◆ **The request**
Give back exactly the lines that run from the line containing "Give me a plain-text" through the end of the listing below. Leave out every other line.

** start Material provided **

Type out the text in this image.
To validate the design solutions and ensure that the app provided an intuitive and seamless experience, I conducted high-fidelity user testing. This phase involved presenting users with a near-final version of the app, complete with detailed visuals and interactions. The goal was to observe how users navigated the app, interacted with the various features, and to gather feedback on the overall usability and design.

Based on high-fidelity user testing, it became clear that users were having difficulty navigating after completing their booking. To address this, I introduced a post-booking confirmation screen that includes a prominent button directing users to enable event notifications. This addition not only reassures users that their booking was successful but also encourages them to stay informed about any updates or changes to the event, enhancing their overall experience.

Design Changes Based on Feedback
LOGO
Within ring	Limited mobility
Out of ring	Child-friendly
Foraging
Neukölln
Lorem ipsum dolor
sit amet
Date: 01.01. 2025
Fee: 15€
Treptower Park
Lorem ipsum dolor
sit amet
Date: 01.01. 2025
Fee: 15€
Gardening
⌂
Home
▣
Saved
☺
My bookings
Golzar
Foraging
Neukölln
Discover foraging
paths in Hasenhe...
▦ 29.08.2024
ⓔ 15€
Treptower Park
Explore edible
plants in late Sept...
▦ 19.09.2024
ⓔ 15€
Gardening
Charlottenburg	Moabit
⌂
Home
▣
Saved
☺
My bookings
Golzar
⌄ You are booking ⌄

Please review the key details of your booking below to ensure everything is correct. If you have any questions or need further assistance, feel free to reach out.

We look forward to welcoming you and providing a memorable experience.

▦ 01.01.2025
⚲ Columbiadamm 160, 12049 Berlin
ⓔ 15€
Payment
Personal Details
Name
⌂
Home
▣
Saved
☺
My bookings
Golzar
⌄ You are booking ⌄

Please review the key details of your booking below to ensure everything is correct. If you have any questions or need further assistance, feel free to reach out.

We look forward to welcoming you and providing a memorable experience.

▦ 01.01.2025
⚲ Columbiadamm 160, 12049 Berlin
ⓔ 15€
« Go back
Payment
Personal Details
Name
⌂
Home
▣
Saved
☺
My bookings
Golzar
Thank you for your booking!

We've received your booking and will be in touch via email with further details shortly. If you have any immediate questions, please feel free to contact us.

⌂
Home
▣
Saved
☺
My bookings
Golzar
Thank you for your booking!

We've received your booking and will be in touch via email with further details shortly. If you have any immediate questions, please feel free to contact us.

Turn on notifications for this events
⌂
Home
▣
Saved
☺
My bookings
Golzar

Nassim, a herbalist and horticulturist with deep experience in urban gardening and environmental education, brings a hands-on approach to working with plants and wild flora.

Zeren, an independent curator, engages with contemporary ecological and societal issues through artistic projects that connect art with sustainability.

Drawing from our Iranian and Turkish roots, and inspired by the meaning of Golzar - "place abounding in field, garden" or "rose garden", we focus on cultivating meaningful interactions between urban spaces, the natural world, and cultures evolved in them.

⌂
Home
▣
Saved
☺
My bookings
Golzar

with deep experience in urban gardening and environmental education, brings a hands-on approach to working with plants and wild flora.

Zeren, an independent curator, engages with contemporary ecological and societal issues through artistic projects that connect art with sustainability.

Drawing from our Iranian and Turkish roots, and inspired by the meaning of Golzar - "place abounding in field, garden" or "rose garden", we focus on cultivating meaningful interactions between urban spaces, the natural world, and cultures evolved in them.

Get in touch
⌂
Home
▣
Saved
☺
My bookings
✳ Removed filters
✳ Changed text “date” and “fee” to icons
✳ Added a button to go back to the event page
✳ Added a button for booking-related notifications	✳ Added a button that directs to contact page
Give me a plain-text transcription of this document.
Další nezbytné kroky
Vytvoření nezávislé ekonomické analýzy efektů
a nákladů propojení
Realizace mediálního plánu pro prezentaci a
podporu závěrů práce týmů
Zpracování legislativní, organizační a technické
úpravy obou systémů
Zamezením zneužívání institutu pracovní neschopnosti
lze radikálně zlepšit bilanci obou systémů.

** end Material provided **

◆ **Problem solution**
Give me a plain-text transcription of this document.
Další nezbytné kroky
Vytvoření nezávislé ekonomické analýzy efektů
a nákladů propojení
Realizace mediálního plánu pro prezentaci a
podporu závěrů práce týmů
Zpracování legislativní, organizační a technické
úpravy obou systémů
Zamezením zneužívání institutu pracovní neschopnosti
lze radikálně zlepšit bilanci obou systémů.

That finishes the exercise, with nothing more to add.